_WHAT YOU WILL DO_
List each line of the data in which the string "głównie" appears.

━━━━━━━━━━━━━━━━

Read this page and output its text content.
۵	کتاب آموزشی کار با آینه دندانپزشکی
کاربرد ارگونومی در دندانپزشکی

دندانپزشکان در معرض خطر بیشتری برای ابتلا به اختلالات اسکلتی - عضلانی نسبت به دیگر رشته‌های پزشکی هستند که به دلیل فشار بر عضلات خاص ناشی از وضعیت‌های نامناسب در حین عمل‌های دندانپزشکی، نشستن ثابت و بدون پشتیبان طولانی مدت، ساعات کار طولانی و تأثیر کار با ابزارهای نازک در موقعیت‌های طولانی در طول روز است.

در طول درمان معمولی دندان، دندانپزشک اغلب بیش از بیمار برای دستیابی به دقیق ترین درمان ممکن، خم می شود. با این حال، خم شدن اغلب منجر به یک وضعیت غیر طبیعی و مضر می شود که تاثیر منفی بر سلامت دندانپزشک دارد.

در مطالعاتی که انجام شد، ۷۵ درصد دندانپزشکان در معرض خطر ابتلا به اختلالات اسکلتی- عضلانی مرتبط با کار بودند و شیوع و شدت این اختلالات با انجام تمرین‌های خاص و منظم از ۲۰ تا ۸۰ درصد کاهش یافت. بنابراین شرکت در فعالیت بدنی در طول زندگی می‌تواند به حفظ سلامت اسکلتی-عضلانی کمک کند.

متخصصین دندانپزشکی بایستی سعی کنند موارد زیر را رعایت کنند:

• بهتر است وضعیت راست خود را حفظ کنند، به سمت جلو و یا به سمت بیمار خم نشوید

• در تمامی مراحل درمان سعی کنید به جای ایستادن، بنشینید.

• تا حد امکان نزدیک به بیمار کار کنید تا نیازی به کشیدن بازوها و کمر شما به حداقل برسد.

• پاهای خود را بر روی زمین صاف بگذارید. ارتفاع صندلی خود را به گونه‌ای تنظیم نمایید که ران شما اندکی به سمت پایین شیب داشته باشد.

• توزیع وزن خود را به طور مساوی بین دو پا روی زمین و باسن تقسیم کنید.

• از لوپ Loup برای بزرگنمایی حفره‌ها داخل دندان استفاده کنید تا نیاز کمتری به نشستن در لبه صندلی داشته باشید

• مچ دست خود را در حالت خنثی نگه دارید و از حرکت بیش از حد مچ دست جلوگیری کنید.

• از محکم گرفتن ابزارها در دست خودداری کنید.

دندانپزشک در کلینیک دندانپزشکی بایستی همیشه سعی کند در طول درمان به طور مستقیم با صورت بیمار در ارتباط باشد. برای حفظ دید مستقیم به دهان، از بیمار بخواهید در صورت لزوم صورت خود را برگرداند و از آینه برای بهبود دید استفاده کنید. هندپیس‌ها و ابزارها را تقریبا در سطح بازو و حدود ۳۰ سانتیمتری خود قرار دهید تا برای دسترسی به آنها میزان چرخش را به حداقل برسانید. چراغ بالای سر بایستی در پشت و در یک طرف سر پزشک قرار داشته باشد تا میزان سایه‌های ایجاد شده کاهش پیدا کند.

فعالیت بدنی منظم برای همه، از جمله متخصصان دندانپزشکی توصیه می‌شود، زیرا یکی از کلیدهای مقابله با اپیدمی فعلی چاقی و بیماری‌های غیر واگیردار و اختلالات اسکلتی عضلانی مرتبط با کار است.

━━━━━━━━━━━━━━━━

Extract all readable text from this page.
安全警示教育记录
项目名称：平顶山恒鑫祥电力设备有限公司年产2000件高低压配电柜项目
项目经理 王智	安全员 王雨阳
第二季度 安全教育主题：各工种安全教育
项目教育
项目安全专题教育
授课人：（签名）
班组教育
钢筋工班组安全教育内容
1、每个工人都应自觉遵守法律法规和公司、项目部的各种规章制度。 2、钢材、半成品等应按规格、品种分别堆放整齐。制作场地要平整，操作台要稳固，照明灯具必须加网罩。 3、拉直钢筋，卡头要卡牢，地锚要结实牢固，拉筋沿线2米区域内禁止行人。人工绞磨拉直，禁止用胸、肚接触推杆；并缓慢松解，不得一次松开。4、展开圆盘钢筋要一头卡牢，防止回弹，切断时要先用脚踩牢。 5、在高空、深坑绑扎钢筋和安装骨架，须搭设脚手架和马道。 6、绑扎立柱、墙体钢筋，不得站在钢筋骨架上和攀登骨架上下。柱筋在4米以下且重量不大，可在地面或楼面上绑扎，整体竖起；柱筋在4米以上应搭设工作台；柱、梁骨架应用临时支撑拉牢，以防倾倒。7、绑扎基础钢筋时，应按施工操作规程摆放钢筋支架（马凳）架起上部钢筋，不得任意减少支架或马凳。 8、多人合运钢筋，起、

━━━━━━━━━━━━━━━━

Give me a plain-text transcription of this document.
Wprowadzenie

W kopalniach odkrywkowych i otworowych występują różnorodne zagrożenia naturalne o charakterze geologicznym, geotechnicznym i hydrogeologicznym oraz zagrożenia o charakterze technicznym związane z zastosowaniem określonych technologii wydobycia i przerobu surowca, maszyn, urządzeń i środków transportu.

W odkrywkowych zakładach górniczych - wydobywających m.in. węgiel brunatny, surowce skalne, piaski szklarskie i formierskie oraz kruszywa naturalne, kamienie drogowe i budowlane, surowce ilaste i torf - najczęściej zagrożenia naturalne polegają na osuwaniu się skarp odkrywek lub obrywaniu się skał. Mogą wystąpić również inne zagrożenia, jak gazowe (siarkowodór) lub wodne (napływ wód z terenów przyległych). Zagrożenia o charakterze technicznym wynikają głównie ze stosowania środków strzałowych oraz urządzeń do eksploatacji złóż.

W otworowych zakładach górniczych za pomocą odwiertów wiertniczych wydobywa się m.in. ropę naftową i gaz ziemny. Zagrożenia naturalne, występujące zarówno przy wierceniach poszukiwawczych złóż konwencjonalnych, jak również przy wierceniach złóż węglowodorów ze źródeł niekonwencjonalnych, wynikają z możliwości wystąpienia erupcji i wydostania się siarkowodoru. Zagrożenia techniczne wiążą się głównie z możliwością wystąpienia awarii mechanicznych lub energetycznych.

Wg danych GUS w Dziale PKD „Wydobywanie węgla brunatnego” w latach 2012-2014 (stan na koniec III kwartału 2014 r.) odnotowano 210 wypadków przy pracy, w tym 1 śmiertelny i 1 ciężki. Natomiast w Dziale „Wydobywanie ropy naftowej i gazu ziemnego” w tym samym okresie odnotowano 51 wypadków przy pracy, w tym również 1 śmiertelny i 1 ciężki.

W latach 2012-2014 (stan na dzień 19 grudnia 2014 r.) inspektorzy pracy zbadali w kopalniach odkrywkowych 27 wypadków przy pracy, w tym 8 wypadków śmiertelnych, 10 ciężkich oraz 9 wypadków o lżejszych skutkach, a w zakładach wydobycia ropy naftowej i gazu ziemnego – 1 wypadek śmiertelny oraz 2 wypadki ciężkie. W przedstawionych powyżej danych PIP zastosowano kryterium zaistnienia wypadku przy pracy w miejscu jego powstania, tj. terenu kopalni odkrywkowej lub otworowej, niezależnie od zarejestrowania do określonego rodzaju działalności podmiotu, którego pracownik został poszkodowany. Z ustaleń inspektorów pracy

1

━━━━━━━━━━━━━━━━

_ANSWER TO THE PROBLEM_
W odkrywkowych zakładach górniczych - wydobywających m.in. węgiel brunatny, surowce skalne, piaski szklarskie i formierskie oraz kruszywa naturalne, kamienie drogowe i budowlane, surowce ilaste i torf - najczęściej zagrożenia naturalne polegają na osuwaniu się skarp odkrywek lub obrywaniu się skał. Mogą wystąpić również inne zagrożenia, jak gazowe (siarkowodór) lub wodne (napływ wód z terenów przyległych). Zagrożenia o charakterze technicznym wynikają głównie ze stosowania środków strzałowych oraz urządzeń do eksploatacji złóż.
W otworowych zakładach górniczych za pomocą odwiertów wiertniczych wydobywa się m.in. ropę naftową i gaz ziemny. Zagrożenia naturalne, występujące zarówno przy wierceniach poszukiwawczych złóż konwencjonalnych, jak również przy wierceniach złóż węglowodorów ze źródeł niekonwencjonalnych, wynikają z możliwości wystąpienia erupcji i wydostania się siarkowodoru. Zagrożenia techniczne wiążą się głównie z możliwością wystąpienia awarii mechanicznych lub energetycznych.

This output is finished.